Instructions for the task ▸
Transcribe the listing word for word.

Dataset items

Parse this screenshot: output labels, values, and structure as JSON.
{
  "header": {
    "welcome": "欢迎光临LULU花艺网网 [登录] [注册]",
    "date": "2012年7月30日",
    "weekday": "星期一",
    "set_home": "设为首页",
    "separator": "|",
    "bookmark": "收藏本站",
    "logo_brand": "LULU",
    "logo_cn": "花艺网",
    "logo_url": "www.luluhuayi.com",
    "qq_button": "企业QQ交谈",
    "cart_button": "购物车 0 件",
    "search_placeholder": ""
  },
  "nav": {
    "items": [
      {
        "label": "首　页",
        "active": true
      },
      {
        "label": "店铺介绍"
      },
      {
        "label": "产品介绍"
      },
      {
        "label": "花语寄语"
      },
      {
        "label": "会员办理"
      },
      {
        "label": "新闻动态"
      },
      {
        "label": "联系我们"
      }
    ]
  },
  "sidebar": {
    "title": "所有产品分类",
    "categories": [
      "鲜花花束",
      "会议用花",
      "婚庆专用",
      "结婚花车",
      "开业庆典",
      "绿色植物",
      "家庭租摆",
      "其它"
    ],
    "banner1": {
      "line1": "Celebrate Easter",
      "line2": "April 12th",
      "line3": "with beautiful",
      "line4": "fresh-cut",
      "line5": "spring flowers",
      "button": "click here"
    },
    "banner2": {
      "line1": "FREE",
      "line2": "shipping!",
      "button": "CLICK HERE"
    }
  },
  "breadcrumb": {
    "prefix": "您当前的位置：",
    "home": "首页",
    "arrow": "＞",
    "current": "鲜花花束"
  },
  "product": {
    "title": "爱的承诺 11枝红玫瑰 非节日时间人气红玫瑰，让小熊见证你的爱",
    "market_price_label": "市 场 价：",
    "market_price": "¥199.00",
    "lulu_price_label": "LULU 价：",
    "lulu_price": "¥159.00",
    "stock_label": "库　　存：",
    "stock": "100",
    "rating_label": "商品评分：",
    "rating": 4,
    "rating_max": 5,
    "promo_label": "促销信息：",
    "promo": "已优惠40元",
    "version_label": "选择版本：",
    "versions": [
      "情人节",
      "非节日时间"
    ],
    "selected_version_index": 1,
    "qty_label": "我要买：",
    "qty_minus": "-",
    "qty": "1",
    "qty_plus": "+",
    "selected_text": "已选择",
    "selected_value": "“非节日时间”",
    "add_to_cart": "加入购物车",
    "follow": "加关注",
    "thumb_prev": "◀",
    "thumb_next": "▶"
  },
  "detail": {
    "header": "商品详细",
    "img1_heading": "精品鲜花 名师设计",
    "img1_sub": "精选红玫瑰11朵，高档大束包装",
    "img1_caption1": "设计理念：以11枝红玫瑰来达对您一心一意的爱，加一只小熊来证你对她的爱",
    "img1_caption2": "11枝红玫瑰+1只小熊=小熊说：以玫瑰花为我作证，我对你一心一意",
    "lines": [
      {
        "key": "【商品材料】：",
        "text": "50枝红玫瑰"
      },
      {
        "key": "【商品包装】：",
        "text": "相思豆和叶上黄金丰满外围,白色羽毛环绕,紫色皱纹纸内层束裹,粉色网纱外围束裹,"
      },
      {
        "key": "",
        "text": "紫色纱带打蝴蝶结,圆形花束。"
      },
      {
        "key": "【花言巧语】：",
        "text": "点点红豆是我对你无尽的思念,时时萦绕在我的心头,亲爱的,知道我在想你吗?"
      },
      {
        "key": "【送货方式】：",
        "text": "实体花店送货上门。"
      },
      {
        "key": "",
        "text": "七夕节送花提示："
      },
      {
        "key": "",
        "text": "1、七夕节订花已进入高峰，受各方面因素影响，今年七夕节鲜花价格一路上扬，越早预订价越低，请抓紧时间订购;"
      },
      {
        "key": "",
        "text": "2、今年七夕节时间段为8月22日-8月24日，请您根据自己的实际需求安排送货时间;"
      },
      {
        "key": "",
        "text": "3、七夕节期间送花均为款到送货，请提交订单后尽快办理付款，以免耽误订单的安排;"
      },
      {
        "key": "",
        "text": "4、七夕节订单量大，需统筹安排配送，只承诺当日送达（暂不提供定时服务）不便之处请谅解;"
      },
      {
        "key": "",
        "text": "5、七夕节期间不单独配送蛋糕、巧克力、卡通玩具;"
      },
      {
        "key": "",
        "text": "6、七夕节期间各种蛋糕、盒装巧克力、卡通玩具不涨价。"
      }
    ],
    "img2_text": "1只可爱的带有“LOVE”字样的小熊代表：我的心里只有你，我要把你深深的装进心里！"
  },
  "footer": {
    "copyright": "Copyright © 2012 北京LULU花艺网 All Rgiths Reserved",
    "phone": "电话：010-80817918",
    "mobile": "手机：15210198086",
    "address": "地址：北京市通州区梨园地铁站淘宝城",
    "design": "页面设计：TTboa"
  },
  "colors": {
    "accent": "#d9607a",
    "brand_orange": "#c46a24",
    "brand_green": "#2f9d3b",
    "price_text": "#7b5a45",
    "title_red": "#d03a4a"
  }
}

Result of this task ▸
Parse this screenshot: output labels, values, and structure as JSON.
{
  "header": {
    "welcome": "欢迎光临LULU花艺网网 [登录] [注册]",
    "date": "2012年7月30日",
    "weekday": "星期一",
    "set_home": "设为首页",
    "separator": "|",
    "bookmark": "收藏本站",
    "logo_brand": "LULU",
    "logo_cn": "花艺网",
    "logo_url": "www.luluhuayi.com",
    "qq_button": "企业QQ交谈",
    "cart_button": "购物车 0 件",
    "search_placeholder": ""
  },
  "nav": {
    "items": [
      {
        "label": "首　页",
        "active": true
      },
      {
        "label": "店铺介绍"
      },
      {
        "label": "产品介绍"
      },
      {
        "label": "花语寄语"
      },
      {
        "label": "会员办理"
      },
      {
        "label": "新闻动态"
      },
      {
        "label": "联系我们"
      }
    ]
  },
  "sidebar": {
    "title": "所有产品分类",
    "categories": [
      "鲜花花束",
      "会议用花",
      "婚庆专用",
      "结婚花车",
      "开业庆典",
      "绿色植物",
      "家庭租摆",
      "其它"
    ],
    "banner1": {
      "line1": "Celebrate Easter",
      "line2": "April 12th",
      "line3": "with beautiful",
      "line4": "fresh-cut",
      "line5": "spring flowers",
      "button": "click here"
    },
    "banner2": {
      "line1": "FREE",
      "line2": "shipping!",
      "button": "CLICK HERE"
    }
  },
  "breadcrumb": {
    "prefix": "您当前的位置：",
    "home": "首页",
    "arrow": "＞",
    "current": "鲜花花束"
  },
  "product": {
    "title": "爱的承诺 11枝红玫瑰 非节日时间人气红玫瑰，让小熊见证你的爱",
    "market_price_label": "市 场 价：",
    "market_price": "¥199.00",
    "lulu_price_label": "LULU 价：",
    "lulu_price": "¥159.00",
    "stock_label": "库　　存：",
    "stock": "100",
    "rating_label": "商品评分：",
    "rating": 4,
    "rating_max": 5,
    "promo_label": "促销信息：",
    "promo": "已优惠40元",
    "version_label": "选择版本：",
    "versions": [
      "情人节",
      "非节日时间"
    ],
    "selected_version_index": 1,
    "qty_label": "我要买：",
    "qty_minus": "-",
    "qty": "1",
    "qty_plus": "+",
    "selected_text": "已选择",
    "selected_value": "“非节日时间”",
    "add_to_cart": "加入购物车",
    "follow": "加关注",
    "thumb_prev": "◀",
    "thumb_next": "▶"
  },
  "detail": {
    "header": "商品详细",
    "img1_heading": "精品鲜花 名师设计",
    "img1_sub": "精选红玫瑰11朵，高档大束包装",
    "img1_caption1": "设计理念：以11枝红玫瑰来达对您一心一意的爱，加一只小熊来证你对她的爱",
    "img1_caption2": "11枝红玫瑰+1只小熊=小熊说：以玫瑰花为我作证，我对你一心一意",
    "lines": [
      {
        "key": "【商品材料】：",
        "text": "50枝红玫瑰"
      },
      {
        "key": "【商品包装】：",
        "text": "相思豆和叶上黄金丰满外围,白色羽毛环绕,紫色皱纹纸内层束裹,粉色网纱外围束裹,"
      },
      {
        "key": "",
        "text": "紫色纱带打蝴蝶结,圆形花束。"
      },
      {
        "key": "【花言巧语】：",
        "text": "点点红豆是我对你无尽的思念,时时萦绕在我的心头,亲爱的,知道我在想你吗?"
      },
      {
        "key": "【送货方式】：",
        "text": "实体花店送货上门。"
      },
      {
        "key": "",
        "text": "七夕节送花提示："
      },
      {
        "key": "",
        "text": "1、七夕节订花已进入高峰，受各方面因素影响，今年七夕节鲜花价格一路上扬，越早预订价越低，请抓紧时间订购;"
      },
      {
        "key": "",
        "text": "2、今年七夕节时间段为8月22日-8月24日，请您根据自己的实际需求安排送货时间;"
      },
      {
        "key": "",
        "text": "3、七夕节期间送花均为款到送货，请提交订单后尽快办理付款，以免耽误订单的安排;"
      },
      {
        "key": "",
        "text": "4、七夕节订单量大，需统筹安排配送，只承诺当日送达（暂不提供定时服务）不便之处请谅解;"
      },
      {
        "key": "",
        "text": "5、七夕节期间不单独配送蛋糕、巧克力、卡通玩具;"
      },
      {
        "key": "",
        "text": "6、七夕节期间各种蛋糕、盒装巧克力、卡通玩具不涨价。"
      }
    ],
    "img2_text": "1只可爱的带有“LOVE”字样的小熊代表：我的心里只有你，我要把你深深的装进心里！"
  },
  "footer": {
    "copyright": "Copyright © 2012 北京LULU花艺网 All Rgiths Reserved",
    "phone": "电话：010-80817918",
    "mobile": "手机：15210198086",
    "address": "地址：北京市通州区梨园地铁站淘宝城",
    "design": "页面设计：TTboa"
  },
  "colors": {
    "accent": "#d9607a",
    "brand_orange": "#c46a24",
    "brand_green": "#2f9d3b",
    "price_text": "#7b5a45",
    "title_red": "#d03a4a"
  }
}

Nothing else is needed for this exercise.